◆ Written request: Return, word for word, every line starting at the line with "Read all visible content and emit it as JSON." and ending at the final line of the entries; skip the pictures.

----- Information supplied

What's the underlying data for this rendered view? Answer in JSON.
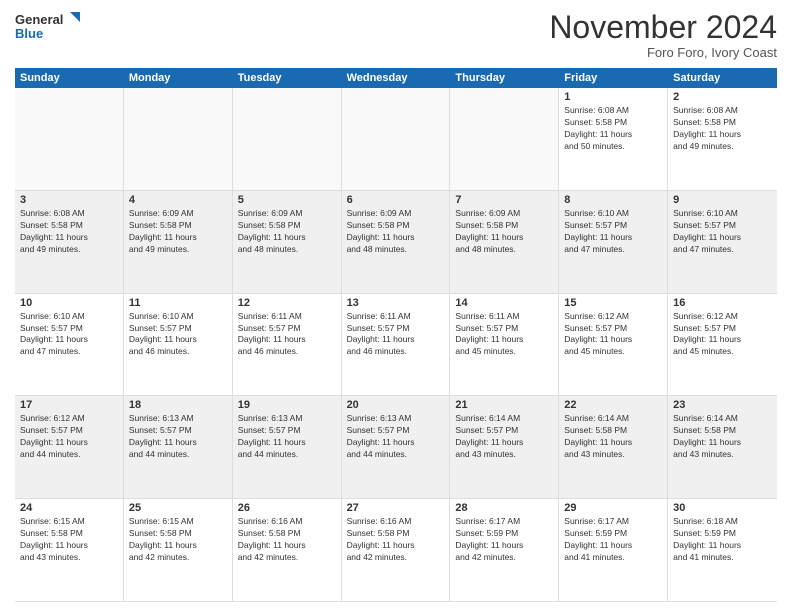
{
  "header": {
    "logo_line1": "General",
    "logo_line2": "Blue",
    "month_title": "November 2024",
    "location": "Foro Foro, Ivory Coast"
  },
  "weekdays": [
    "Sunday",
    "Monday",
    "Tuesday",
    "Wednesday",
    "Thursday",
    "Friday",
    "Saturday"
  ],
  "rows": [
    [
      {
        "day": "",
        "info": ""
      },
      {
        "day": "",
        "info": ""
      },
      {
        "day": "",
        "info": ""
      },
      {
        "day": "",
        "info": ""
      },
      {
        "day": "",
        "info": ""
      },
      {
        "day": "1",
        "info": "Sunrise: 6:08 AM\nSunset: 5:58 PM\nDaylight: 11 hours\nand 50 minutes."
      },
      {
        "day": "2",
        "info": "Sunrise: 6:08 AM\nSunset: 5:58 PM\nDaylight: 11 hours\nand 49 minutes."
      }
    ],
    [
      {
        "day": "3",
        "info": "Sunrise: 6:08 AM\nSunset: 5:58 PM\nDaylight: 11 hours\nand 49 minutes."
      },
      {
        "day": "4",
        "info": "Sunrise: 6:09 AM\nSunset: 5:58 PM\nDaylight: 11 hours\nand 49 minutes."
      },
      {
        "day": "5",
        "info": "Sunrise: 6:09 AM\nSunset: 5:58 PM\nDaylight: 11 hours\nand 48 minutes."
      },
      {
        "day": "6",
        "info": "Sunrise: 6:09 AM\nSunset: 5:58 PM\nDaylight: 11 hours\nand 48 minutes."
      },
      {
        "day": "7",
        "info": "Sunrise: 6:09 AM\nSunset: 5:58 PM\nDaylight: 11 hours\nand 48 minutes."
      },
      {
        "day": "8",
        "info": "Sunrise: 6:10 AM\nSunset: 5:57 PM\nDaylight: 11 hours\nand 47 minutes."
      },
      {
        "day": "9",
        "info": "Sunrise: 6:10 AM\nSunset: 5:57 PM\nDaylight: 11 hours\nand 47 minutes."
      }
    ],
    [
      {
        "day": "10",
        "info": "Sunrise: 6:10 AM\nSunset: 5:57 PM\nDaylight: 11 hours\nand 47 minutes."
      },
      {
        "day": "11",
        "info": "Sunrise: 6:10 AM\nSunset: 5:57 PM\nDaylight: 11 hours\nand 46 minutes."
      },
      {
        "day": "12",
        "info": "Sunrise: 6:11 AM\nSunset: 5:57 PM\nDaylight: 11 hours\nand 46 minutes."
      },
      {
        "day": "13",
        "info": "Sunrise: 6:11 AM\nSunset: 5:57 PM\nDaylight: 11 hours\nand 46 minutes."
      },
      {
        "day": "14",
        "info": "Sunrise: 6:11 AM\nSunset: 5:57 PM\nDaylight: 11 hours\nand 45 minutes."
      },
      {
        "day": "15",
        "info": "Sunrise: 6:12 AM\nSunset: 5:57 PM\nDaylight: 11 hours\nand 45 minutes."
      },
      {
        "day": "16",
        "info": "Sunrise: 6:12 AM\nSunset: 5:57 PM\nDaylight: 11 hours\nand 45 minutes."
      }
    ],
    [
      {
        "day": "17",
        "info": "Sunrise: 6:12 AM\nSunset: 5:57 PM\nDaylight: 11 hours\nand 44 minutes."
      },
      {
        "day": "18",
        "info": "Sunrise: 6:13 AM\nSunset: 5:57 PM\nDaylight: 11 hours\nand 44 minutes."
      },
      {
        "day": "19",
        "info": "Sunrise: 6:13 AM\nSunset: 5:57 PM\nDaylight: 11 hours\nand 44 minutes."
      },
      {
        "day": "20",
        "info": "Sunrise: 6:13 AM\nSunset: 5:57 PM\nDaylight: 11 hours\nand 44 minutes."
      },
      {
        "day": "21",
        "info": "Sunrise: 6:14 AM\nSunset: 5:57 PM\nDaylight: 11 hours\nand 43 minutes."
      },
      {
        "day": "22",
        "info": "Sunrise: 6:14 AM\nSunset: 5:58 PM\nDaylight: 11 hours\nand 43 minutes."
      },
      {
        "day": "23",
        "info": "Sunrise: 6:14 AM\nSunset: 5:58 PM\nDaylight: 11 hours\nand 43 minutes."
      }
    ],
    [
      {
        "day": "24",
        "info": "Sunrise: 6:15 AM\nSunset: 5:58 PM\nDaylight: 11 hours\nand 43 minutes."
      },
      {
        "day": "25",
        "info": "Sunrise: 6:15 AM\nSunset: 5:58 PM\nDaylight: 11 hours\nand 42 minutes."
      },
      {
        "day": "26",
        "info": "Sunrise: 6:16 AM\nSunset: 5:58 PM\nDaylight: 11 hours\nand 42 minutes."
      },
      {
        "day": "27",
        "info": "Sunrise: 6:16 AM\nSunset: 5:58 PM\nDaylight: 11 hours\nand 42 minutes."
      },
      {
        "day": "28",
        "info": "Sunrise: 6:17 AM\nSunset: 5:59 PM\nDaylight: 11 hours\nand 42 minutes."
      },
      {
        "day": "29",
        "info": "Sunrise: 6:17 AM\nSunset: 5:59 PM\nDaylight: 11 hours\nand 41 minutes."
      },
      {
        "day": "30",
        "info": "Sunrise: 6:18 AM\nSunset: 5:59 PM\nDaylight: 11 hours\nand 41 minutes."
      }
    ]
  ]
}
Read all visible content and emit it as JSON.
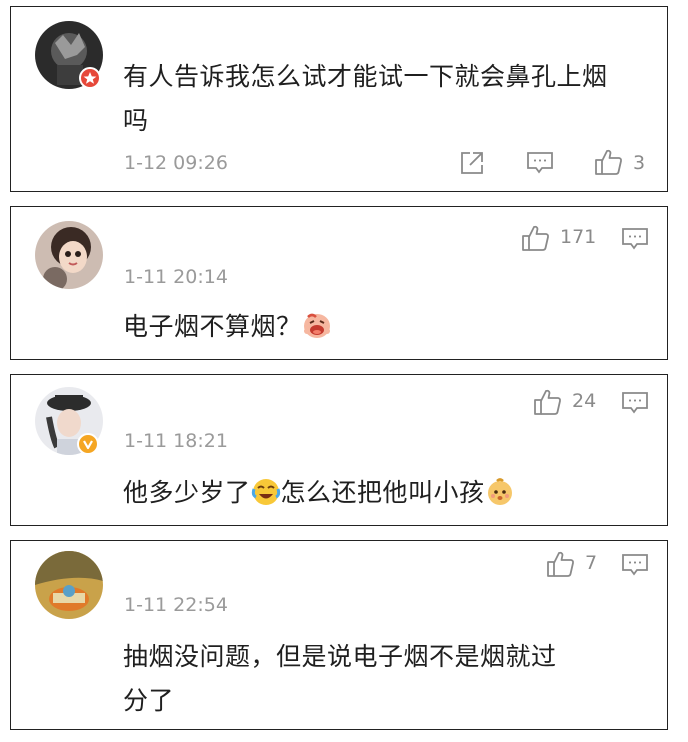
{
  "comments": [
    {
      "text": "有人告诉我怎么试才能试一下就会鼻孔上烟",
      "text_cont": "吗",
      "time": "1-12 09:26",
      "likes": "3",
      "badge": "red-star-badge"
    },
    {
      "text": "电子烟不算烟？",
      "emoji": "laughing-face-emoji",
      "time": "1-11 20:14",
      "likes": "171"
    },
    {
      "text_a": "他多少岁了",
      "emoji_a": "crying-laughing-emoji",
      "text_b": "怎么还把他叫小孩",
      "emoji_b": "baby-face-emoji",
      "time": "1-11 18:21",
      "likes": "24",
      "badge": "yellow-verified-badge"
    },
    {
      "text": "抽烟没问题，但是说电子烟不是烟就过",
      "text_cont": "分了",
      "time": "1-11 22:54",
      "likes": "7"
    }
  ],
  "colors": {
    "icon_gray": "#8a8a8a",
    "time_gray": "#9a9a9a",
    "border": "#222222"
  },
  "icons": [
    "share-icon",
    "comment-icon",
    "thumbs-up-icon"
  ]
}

----------

◆ Correct response:
Read all visible content and emit it as JSON.
{
  "comments": [
    {
      "text": "有人告诉我怎么试才能试一下就会鼻孔上烟",
      "text_cont": "吗",
      "time": "1-12 09:26",
      "likes": "3",
      "badge": "red-star-badge"
    },
    {
      "text": "电子烟不算烟？",
      "emoji": "laughing-face-emoji",
      "time": "1-11 20:14",
      "likes": "171"
    },
    {
      "text_a": "他多少岁了",
      "emoji_a": "crying-laughing-emoji",
      "text_b": "怎么还把他叫小孩",
      "emoji_b": "baby-face-emoji",
      "time": "1-11 18:21",
      "likes": "24",
      "badge": "yellow-verified-badge"
    },
    {
      "text": "抽烟没问题，但是说电子烟不是烟就过",
      "text_cont": "分了",
      "time": "1-11 22:54",
      "likes": "7"
    }
  ],
  "colors": {
    "icon_gray": "#8a8a8a",
    "time_gray": "#9a9a9a",
    "border": "#222222"
  },
  "icons": [
    "share-icon",
    "comment-icon",
    "thumbs-up-icon"
  ]
}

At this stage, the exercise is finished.